TASK DIRECTIONS:
Reproduce every line of the records below word for word, leaving out the pictures.

Element and region listings
──────────────────────────────

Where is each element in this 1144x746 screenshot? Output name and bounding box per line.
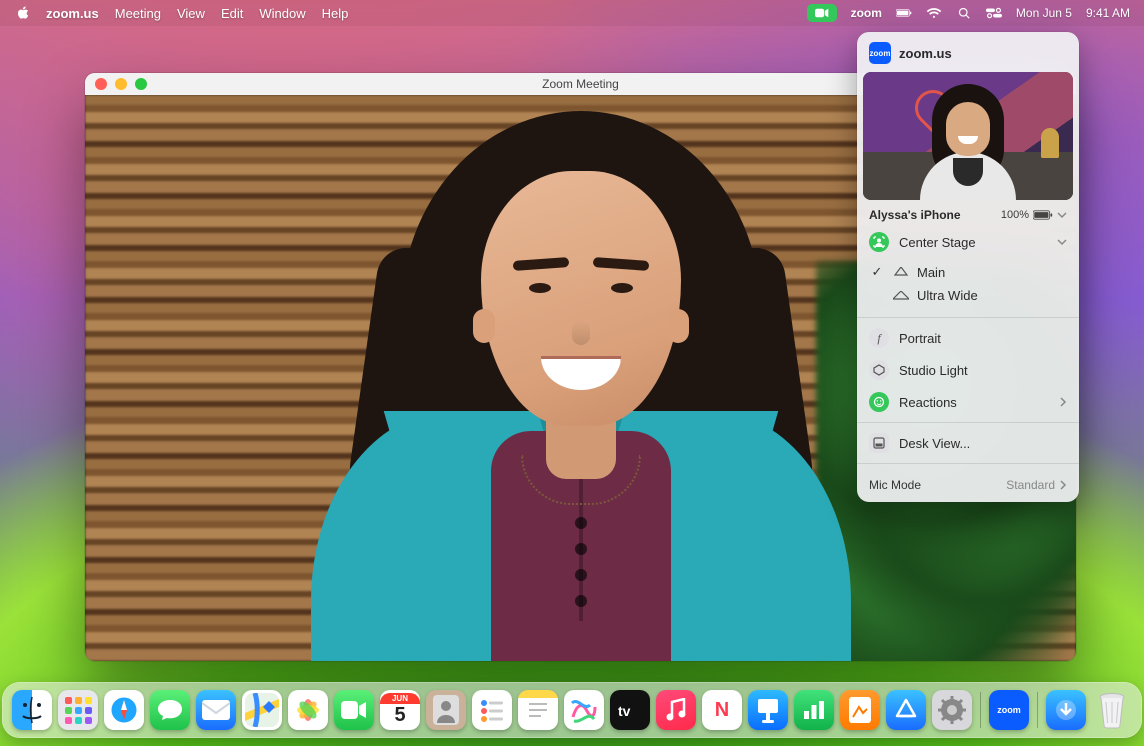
calendar-month-label: JUN bbox=[380, 693, 420, 704]
camera-option-main[interactable]: ✓ Main bbox=[869, 260, 1079, 284]
dock-photos[interactable] bbox=[288, 690, 328, 730]
desk-view-label: Desk View... bbox=[899, 436, 970, 451]
aperture-icon: f bbox=[869, 328, 889, 348]
camera-preview bbox=[863, 72, 1073, 200]
menu-view[interactable]: View bbox=[177, 6, 205, 21]
dock-notes[interactable] bbox=[518, 690, 558, 730]
main-participant-video bbox=[321, 101, 841, 661]
dock: JUN5 tv N zoom bbox=[2, 682, 1142, 738]
dock-facetime[interactable] bbox=[334, 690, 374, 730]
dock-separator bbox=[1037, 692, 1038, 728]
studio-light-icon bbox=[869, 360, 889, 380]
desk-view-icon bbox=[869, 433, 889, 453]
dock-trash[interactable] bbox=[1092, 690, 1132, 730]
dock-messages[interactable] bbox=[150, 690, 190, 730]
portrait-label: Portrait bbox=[899, 331, 941, 346]
reactions-icon bbox=[869, 392, 889, 412]
camera-status-pill[interactable] bbox=[807, 4, 837, 22]
portrait-row[interactable]: f Portrait bbox=[857, 322, 1079, 354]
dock-tv[interactable]: tv bbox=[610, 690, 650, 730]
chevron-down-icon bbox=[1057, 210, 1067, 220]
device-battery: 100% bbox=[1001, 209, 1029, 221]
chevron-right-icon bbox=[1059, 395, 1067, 410]
dock-downloads[interactable] bbox=[1046, 690, 1086, 730]
control-center-icon[interactable] bbox=[986, 7, 1002, 19]
device-row[interactable]: Alyssa's iPhone 100% bbox=[857, 200, 1079, 226]
dock-pages[interactable] bbox=[840, 690, 880, 730]
dock-contacts[interactable] bbox=[426, 690, 466, 730]
menu-window[interactable]: Window bbox=[259, 6, 305, 21]
camera-option-main-label: Main bbox=[917, 265, 945, 280]
dock-mail[interactable] bbox=[196, 690, 236, 730]
studio-light-row[interactable]: Studio Light bbox=[857, 354, 1079, 386]
dock-launchpad[interactable] bbox=[58, 690, 98, 730]
chevron-down-icon bbox=[1057, 235, 1067, 250]
menubar: zoom.us Meeting View Edit Window Help zo… bbox=[0, 0, 1144, 26]
dock-numbers[interactable] bbox=[794, 690, 834, 730]
dock-finder[interactable] bbox=[12, 690, 52, 730]
mic-mode-label: Mic Mode bbox=[869, 478, 921, 492]
camera-icon bbox=[815, 8, 829, 18]
apple-menu[interactable] bbox=[16, 6, 30, 20]
menubar-date[interactable]: Mon Jun 5 bbox=[1016, 6, 1072, 20]
device-name: Alyssa's iPhone bbox=[869, 208, 961, 222]
camera-option-ultrawide[interactable]: Ultra Wide bbox=[869, 284, 1079, 307]
app-name-menu[interactable]: zoom.us bbox=[46, 6, 99, 21]
center-stage-submenu: ✓ Main Ultra Wide bbox=[857, 258, 1079, 313]
center-stage-row[interactable]: Center Stage bbox=[857, 226, 1079, 258]
center-stage-label: Center Stage bbox=[899, 235, 976, 250]
popover-app-name: zoom.us bbox=[899, 46, 952, 61]
battery-status-icon[interactable] bbox=[896, 7, 912, 19]
dock-appstore[interactable] bbox=[886, 690, 926, 730]
window-minimize-button[interactable] bbox=[115, 78, 127, 90]
window-title: Zoom Meeting bbox=[542, 77, 619, 91]
camera-option-ultrawide-label: Ultra Wide bbox=[917, 288, 978, 303]
video-effects-popover: zoom zoom.us Alyssa's iPhone 100% bbox=[857, 32, 1079, 502]
desk-view-row[interactable]: Desk View... bbox=[857, 427, 1079, 459]
reactions-label: Reactions bbox=[899, 395, 957, 410]
mic-mode-value: Standard bbox=[1006, 478, 1055, 492]
status-app-label: zoom bbox=[851, 6, 882, 20]
lens-wide-icon bbox=[893, 291, 909, 301]
zoom-label: zoom bbox=[997, 705, 1021, 715]
dock-reminders[interactable] bbox=[472, 690, 512, 730]
menu-edit[interactable]: Edit bbox=[221, 6, 243, 21]
dock-maps[interactable] bbox=[242, 690, 282, 730]
svg-text:tv: tv bbox=[618, 703, 631, 719]
popover-header: zoom zoom.us bbox=[857, 32, 1079, 72]
menu-help[interactable]: Help bbox=[322, 6, 349, 21]
window-close-button[interactable] bbox=[95, 78, 107, 90]
dock-separator bbox=[980, 692, 981, 728]
checkmark-icon: ✓ bbox=[869, 264, 885, 280]
news-glyph: N bbox=[715, 699, 729, 722]
reactions-row[interactable]: Reactions bbox=[857, 386, 1079, 418]
zoom-app-icon: zoom bbox=[869, 42, 891, 64]
calendar-day-label: 5 bbox=[394, 704, 405, 727]
dock-safari[interactable] bbox=[104, 690, 144, 730]
center-stage-icon bbox=[869, 232, 889, 252]
dock-freeform[interactable] bbox=[564, 690, 604, 730]
dock-music[interactable] bbox=[656, 690, 696, 730]
dock-zoom[interactable]: zoom bbox=[989, 690, 1029, 730]
menu-meeting[interactable]: Meeting bbox=[115, 6, 161, 21]
chevron-right-icon bbox=[1059, 480, 1067, 490]
dock-keynote[interactable] bbox=[748, 690, 788, 730]
dock-calendar[interactable]: JUN5 bbox=[380, 690, 420, 730]
spotlight-icon[interactable] bbox=[956, 7, 972, 19]
window-fullscreen-button[interactable] bbox=[135, 78, 147, 90]
mic-mode-row[interactable]: Mic Mode Standard bbox=[857, 468, 1079, 502]
menubar-time[interactable]: 9:41 AM bbox=[1086, 6, 1130, 20]
battery-icon bbox=[1033, 210, 1053, 220]
dock-news[interactable]: N bbox=[702, 690, 742, 730]
wifi-status-icon[interactable] bbox=[926, 7, 942, 19]
studio-light-label: Studio Light bbox=[899, 363, 968, 378]
lens-icon bbox=[893, 267, 909, 277]
dock-settings[interactable] bbox=[932, 690, 972, 730]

──────────────────────────────

SOLVED PROBLEM:
Where is each element in this 1144x746 screenshot? Output name and bounding box per line.
calendar-month-label: JUN bbox=[380, 693, 420, 704]
camera-option-main[interactable]: ✓ Main bbox=[869, 260, 1079, 284]
dock-photos[interactable] bbox=[288, 690, 328, 730]
desk-view-label: Desk View... bbox=[899, 436, 970, 451]
aperture-icon: f bbox=[869, 328, 889, 348]
camera-preview bbox=[863, 72, 1073, 200]
menu-view[interactable]: View bbox=[177, 6, 205, 21]
dock-notes[interactable] bbox=[518, 690, 558, 730]
main-participant-video bbox=[321, 101, 841, 661]
dock: JUN5 tv N zoom bbox=[2, 682, 1142, 738]
dock-facetime[interactable] bbox=[334, 690, 374, 730]
dock-separator bbox=[1037, 692, 1038, 728]
studio-light-icon bbox=[869, 360, 889, 380]
desk-view-icon bbox=[869, 433, 889, 453]
dock-trash[interactable] bbox=[1092, 690, 1132, 730]
dock-messages[interactable] bbox=[150, 690, 190, 730]
portrait-label: Portrait bbox=[899, 331, 941, 346]
reactions-icon bbox=[869, 392, 889, 412]
camera-status-pill[interactable] bbox=[807, 4, 837, 22]
portrait-row[interactable]: f Portrait bbox=[857, 322, 1079, 354]
dock-tv[interactable]: tv bbox=[610, 690, 650, 730]
chevron-down-icon bbox=[1057, 210, 1067, 220]
device-battery: 100% bbox=[1001, 209, 1029, 221]
chevron-right-icon bbox=[1059, 395, 1067, 410]
dock-downloads[interactable] bbox=[1046, 690, 1086, 730]
control-center-icon[interactable] bbox=[986, 7, 1002, 19]
device-row[interactable]: Alyssa's iPhone 100% bbox=[857, 200, 1079, 226]
dock-pages[interactable] bbox=[840, 690, 880, 730]
dock-contacts[interactable] bbox=[426, 690, 466, 730]
menu-window[interactable]: Window bbox=[259, 6, 305, 21]
camera-option-main-label: Main bbox=[917, 265, 945, 280]
dock-mail[interactable] bbox=[196, 690, 236, 730]
studio-light-row[interactable]: Studio Light bbox=[857, 354, 1079, 386]
dock-launchpad[interactable] bbox=[58, 690, 98, 730]
chevron-down-icon bbox=[1057, 235, 1067, 250]
menubar: zoom.us Meeting View Edit Window Help zo… bbox=[0, 0, 1144, 26]
dock-numbers[interactable] bbox=[794, 690, 834, 730]
dock-finder[interactable] bbox=[12, 690, 52, 730]
mic-mode-label: Mic Mode bbox=[869, 478, 921, 492]
camera-icon bbox=[815, 8, 829, 18]
apple-menu[interactable] bbox=[16, 6, 30, 20]
menubar-date[interactable]: Mon Jun 5 bbox=[1016, 6, 1072, 20]
device-name: Alyssa's iPhone bbox=[869, 208, 961, 222]
camera-option-ultrawide[interactable]: Ultra Wide bbox=[869, 284, 1079, 307]
app-name-menu[interactable]: zoom.us bbox=[46, 6, 99, 21]
center-stage-submenu: ✓ Main Ultra Wide bbox=[857, 258, 1079, 313]
center-stage-row[interactable]: Center Stage bbox=[857, 226, 1079, 258]
center-stage-label: Center Stage bbox=[899, 235, 976, 250]
popover-app-name: zoom.us bbox=[899, 46, 952, 61]
battery-status-icon[interactable] bbox=[896, 7, 912, 19]
dock-appstore[interactable] bbox=[886, 690, 926, 730]
window-minimize-button[interactable] bbox=[115, 78, 127, 90]
window-title: Zoom Meeting bbox=[542, 77, 619, 91]
camera-option-ultrawide-label: Ultra Wide bbox=[917, 288, 978, 303]
video-effects-popover: zoom zoom.us Alyssa's iPhone 100% bbox=[857, 32, 1079, 502]
desk-view-row[interactable]: Desk View... bbox=[857, 427, 1079, 459]
reactions-label: Reactions bbox=[899, 395, 957, 410]
mic-mode-value: Standard bbox=[1006, 478, 1055, 492]
status-app-label: zoom bbox=[851, 6, 882, 20]
lens-wide-icon bbox=[893, 291, 909, 301]
zoom-label: zoom bbox=[997, 705, 1021, 715]
dock-reminders[interactable] bbox=[472, 690, 512, 730]
menu-edit[interactable]: Edit bbox=[221, 6, 243, 21]
dock-maps[interactable] bbox=[242, 690, 282, 730]
svg-text:tv: tv bbox=[618, 703, 631, 719]
popover-header: zoom zoom.us bbox=[857, 32, 1079, 72]
menu-help[interactable]: Help bbox=[322, 6, 349, 21]
window-close-button[interactable] bbox=[95, 78, 107, 90]
dock-separator bbox=[980, 692, 981, 728]
checkmark-icon: ✓ bbox=[869, 264, 885, 280]
news-glyph: N bbox=[715, 699, 729, 722]
reactions-row[interactable]: Reactions bbox=[857, 386, 1079, 418]
zoom-app-icon: zoom bbox=[869, 42, 891, 64]
calendar-day-label: 5 bbox=[394, 704, 405, 727]
dock-safari[interactable] bbox=[104, 690, 144, 730]
center-stage-icon bbox=[869, 232, 889, 252]
dock-freeform[interactable] bbox=[564, 690, 604, 730]
dock-music[interactable] bbox=[656, 690, 696, 730]
dock-zoom[interactable]: zoom bbox=[989, 690, 1029, 730]
menu-meeting[interactable]: Meeting bbox=[115, 6, 161, 21]
chevron-right-icon bbox=[1059, 480, 1067, 490]
dock-keynote[interactable] bbox=[748, 690, 788, 730]
dock-calendar[interactable]: JUN5 bbox=[380, 690, 420, 730]
spotlight-icon[interactable] bbox=[956, 7, 972, 19]
window-fullscreen-button[interactable] bbox=[135, 78, 147, 90]
mic-mode-row[interactable]: Mic Mode Standard bbox=[857, 468, 1079, 502]
menubar-time[interactable]: 9:41 AM bbox=[1086, 6, 1130, 20]
battery-icon bbox=[1033, 210, 1053, 220]
dock-news[interactable]: N bbox=[702, 690, 742, 730]
wifi-status-icon[interactable] bbox=[926, 7, 942, 19]
studio-light-label: Studio Light bbox=[899, 363, 968, 378]
lens-icon bbox=[893, 267, 909, 277]
dock-settings[interactable] bbox=[932, 690, 972, 730]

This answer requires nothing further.